Items listed in a dataset:
■ ■ ■ ■
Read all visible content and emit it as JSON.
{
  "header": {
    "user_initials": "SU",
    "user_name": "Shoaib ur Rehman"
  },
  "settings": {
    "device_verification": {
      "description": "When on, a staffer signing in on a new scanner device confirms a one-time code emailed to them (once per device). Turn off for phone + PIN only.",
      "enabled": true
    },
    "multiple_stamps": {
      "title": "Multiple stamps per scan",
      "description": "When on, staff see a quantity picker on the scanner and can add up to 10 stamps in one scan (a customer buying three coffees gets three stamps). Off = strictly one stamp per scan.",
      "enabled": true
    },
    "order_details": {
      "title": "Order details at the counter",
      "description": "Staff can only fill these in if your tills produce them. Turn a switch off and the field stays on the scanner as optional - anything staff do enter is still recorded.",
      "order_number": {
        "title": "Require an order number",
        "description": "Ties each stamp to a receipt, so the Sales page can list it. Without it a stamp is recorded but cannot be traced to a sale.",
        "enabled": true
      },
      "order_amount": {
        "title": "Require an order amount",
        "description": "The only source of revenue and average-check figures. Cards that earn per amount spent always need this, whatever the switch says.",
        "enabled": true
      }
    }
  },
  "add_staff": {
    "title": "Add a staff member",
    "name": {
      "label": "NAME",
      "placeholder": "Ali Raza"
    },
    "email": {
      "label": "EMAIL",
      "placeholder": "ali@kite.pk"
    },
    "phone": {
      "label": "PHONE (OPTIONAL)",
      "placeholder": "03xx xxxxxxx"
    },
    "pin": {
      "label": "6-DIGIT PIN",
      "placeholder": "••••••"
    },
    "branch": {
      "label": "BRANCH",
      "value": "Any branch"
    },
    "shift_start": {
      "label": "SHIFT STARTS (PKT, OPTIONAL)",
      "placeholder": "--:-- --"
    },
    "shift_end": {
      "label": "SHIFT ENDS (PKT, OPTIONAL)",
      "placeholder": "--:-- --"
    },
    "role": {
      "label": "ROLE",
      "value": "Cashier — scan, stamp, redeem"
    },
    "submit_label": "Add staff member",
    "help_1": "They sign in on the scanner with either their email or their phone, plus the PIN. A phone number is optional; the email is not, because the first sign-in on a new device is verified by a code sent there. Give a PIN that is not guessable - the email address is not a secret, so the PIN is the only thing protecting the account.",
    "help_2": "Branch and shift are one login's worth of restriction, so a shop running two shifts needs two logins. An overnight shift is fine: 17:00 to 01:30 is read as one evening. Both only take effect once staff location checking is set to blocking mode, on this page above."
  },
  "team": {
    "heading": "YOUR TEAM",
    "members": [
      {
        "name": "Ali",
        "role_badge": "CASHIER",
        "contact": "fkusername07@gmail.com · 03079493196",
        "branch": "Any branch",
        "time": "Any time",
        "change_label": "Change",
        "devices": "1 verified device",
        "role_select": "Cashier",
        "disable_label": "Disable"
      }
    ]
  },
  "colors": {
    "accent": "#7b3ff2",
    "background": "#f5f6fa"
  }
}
■ ■ ■ ■
WORK TO BE COMPLETED: Copy out all of the records above with nothing altered.

EXPECTED OUTPUT:
Read all visible content and emit it as JSON.
{
  "header": {
    "user_initials": "SU",
    "user_name": "Shoaib ur Rehman"
  },
  "settings": {
    "device_verification": {
      "description": "When on, a staffer signing in on a new scanner device confirms a one-time code emailed to them (once per device). Turn off for phone + PIN only.",
      "enabled": true
    },
    "multiple_stamps": {
      "title": "Multiple stamps per scan",
      "description": "When on, staff see a quantity picker on the scanner and can add up to 10 stamps in one scan (a customer buying three coffees gets three stamps). Off = strictly one stamp per scan.",
      "enabled": true
    },
    "order_details": {
      "title": "Order details at the counter",
      "description": "Staff can only fill these in if your tills produce them. Turn a switch off and the field stays on the scanner as optional - anything staff do enter is still recorded.",
      "order_number": {
        "title": "Require an order number",
        "description": "Ties each stamp to a receipt, so the Sales page can list it. Without it a stamp is recorded but cannot be traced to a sale.",
        "enabled": true
      },
      "order_amount": {
        "title": "Require an order amount",
        "description": "The only source of revenue and average-check figures. Cards that earn per amount spent always need this, whatever the switch says.",
        "enabled": true
      }
    }
  },
  "add_staff": {
    "title": "Add a staff member",
    "name": {
      "label": "NAME",
      "placeholder": "Ali Raza"
    },
    "email": {
      "label": "EMAIL",
      "placeholder": "ali@kite.pk"
    },
    "phone": {
      "label": "PHONE (OPTIONAL)",
      "placeholder": "03xx xxxxxxx"
    },
    "pin": {
      "label": "6-DIGIT PIN",
      "placeholder": "••••••"
    },
    "branch": {
      "label": "BRANCH",
      "value": "Any branch"
    },
    "shift_start": {
      "label": "SHIFT STARTS (PKT, OPTIONAL)",
      "placeholder": "--:-- --"
    },
    "shift_end": {
      "label": "SHIFT ENDS (PKT, OPTIONAL)",
      "placeholder": "--:-- --"
    },
    "role": {
      "label": "ROLE",
      "value": "Cashier — scan, stamp, redeem"
    },
    "submit_label": "Add staff member",
    "help_1": "They sign in on the scanner with either their email or their phone, plus the PIN. A phone number is optional; the email is not, because the first sign-in on a new device is verified by a code sent there. Give a PIN that is not guessable - the email address is not a secret, so the PIN is the only thing protecting the account.",
    "help_2": "Branch and shift are one login's worth of restriction, so a shop running two shifts needs two logins. An overnight shift is fine: 17:00 to 01:30 is read as one evening. Both only take effect once staff location checking is set to blocking mode, on this page above."
  },
  "team": {
    "heading": "YOUR TEAM",
    "members": [
      {
        "name": "Ali",
        "role_badge": "CASHIER",
        "contact": "fkusername07@gmail.com · 03079493196",
        "branch": "Any branch",
        "time": "Any time",
        "change_label": "Change",
        "devices": "1 verified device",
        "role_select": "Cashier",
        "disable_label": "Disable"
      }
    ]
  },
  "colors": {
    "accent": "#7b3ff2",
    "background": "#f5f6fa"
  }
}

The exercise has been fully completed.